» Problem requirements: Set out every line bearing the string "have".

» Stored rows:
################

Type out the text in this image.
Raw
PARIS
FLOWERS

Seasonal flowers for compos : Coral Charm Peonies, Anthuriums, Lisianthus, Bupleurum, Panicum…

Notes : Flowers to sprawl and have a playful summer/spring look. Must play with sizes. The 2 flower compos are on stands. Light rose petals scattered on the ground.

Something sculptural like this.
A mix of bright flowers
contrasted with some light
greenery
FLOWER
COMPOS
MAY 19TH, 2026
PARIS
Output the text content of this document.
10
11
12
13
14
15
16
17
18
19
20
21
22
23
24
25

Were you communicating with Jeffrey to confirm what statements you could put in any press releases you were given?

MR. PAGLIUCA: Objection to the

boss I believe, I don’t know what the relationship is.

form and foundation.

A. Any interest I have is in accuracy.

################

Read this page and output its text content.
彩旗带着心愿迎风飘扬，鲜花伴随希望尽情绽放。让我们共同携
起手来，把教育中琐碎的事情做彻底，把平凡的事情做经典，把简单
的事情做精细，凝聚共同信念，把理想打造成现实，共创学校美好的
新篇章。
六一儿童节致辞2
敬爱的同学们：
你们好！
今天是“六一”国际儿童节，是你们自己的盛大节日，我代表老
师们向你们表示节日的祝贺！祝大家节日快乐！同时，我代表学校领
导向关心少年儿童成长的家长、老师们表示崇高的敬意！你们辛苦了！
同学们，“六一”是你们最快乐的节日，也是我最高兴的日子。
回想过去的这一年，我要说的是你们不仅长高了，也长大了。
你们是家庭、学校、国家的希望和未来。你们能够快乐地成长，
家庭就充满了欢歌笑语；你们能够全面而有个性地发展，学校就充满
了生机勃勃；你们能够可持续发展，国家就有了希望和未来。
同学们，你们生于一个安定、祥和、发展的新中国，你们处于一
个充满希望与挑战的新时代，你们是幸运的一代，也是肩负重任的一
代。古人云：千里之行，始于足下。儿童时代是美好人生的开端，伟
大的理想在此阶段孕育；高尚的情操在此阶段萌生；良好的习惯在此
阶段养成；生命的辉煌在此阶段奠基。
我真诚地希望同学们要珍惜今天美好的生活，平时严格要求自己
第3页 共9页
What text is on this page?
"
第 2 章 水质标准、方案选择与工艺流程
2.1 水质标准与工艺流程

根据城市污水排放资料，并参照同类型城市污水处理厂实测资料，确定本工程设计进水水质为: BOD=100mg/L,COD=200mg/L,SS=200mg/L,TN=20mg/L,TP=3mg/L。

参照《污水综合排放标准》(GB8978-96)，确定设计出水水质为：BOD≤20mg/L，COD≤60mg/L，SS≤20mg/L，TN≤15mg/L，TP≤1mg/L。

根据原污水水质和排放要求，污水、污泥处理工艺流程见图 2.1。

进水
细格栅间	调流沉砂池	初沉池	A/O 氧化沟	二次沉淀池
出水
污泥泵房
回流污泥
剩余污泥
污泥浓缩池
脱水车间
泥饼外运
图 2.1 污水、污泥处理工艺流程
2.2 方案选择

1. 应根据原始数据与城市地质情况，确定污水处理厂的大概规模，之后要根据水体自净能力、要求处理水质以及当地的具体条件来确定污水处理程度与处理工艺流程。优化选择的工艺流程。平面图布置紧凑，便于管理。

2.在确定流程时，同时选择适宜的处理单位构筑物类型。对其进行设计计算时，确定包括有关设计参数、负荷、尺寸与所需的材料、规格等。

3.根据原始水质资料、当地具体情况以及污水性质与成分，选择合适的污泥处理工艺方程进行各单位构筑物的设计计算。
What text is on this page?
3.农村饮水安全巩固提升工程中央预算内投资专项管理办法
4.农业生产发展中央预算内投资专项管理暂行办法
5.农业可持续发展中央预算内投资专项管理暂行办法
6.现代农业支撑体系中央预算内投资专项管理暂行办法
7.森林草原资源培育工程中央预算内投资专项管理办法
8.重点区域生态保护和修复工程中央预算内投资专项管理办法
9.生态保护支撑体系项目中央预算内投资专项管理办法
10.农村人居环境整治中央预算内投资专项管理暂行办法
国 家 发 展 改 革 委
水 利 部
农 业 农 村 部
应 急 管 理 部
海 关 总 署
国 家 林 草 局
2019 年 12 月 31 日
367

################

» Written answer:
Notes : Flowers to sprawl and have a playful summer/spring look. Must play with sizes. The 2 flower compos are on stands. Light rose petals scattered on the ground.
A. Any interest I have is in accuracy.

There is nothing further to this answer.